__SHORT EXERCISE__.
Exactly reproduce the lines that follow.

__DATASET EXTRACT__.
■ ■ ■ ■ ■

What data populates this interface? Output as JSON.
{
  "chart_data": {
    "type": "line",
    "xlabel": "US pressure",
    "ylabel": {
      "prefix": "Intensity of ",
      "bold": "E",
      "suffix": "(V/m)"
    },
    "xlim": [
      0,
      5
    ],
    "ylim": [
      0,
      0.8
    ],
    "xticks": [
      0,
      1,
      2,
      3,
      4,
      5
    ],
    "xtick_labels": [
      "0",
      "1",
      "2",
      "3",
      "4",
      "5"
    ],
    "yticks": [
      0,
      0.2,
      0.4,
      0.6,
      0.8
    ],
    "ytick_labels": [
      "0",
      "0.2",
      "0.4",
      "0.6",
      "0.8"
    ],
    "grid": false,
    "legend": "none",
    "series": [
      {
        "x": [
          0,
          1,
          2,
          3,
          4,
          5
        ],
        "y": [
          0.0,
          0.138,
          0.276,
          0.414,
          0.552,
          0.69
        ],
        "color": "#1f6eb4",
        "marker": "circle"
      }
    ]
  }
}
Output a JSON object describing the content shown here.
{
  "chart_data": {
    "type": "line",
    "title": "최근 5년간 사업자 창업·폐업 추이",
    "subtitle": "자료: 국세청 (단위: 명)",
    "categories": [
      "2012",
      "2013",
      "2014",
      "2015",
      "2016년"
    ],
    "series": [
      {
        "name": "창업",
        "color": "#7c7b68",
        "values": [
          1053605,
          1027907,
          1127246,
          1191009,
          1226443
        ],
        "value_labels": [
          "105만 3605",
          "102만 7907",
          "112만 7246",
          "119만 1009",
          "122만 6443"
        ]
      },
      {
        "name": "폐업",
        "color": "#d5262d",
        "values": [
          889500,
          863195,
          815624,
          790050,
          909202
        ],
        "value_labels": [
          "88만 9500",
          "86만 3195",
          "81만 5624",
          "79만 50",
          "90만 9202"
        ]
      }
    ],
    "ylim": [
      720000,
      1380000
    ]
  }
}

■ ■ ■ ■ ■

__OUTPUT__.
What data populates this interface? Output as JSON.
{
  "chart_data": {
    "type": "line",
    "xlabel": "US pressure",
    "ylabel": {
      "prefix": "Intensity of ",
      "bold": "E",
      "suffix": "(V/m)"
    },
    "xlim": [
      0,
      5
    ],
    "ylim": [
      0,
      0.8
    ],
    "xticks": [
      0,
      1,
      2,
      3,
      4,
      5
    ],
    "xtick_labels": [
      "0",
      "1",
      "2",
      "3",
      "4",
      "5"
    ],
    "yticks": [
      0,
      0.2,
      0.4,
      0.6,
      0.8
    ],
    "ytick_labels": [
      "0",
      "0.2",
      "0.4",
      "0.6",
      "0.8"
    ],
    "grid": false,
    "legend": "none",
    "series": [
      {
        "x": [
          0,
          1,
          2,
          3,
          4,
          5
        ],
        "y": [
          0.0,
          0.138,
          0.276,
          0.414,
          0.552,
          0.69
        ],
        "color": "#1f6eb4",
        "marker": "circle"
      }
    ]
  }
}
Output a JSON object describing the content shown here.
{
  "chart_data": {
    "type": "line",
    "title": "최근 5년간 사업자 창업·폐업 추이",
    "subtitle": "자료: 국세청 (단위: 명)",
    "categories": [
      "2012",
      "2013",
      "2014",
      "2015",
      "2016년"
    ],
    "series": [
      {
        "name": "창업",
        "color": "#7c7b68",
        "values": [
          1053605,
          1027907,
          1127246,
          1191009,
          1226443
        ],
        "value_labels": [
          "105만 3605",
          "102만 7907",
          "112만 7246",
          "119만 1009",
          "122만 6443"
        ]
      },
      {
        "name": "폐업",
        "color": "#d5262d",
        "values": [
          889500,
          863195,
          815624,
          790050,
          909202
        ],
        "value_labels": [
          "88만 9500",
          "86만 3195",
          "81만 5624",
          "79만 50",
          "90만 9202"
        ]
      }
    ],
    "ylim": [
      720000,
      1380000
    ]
  }
}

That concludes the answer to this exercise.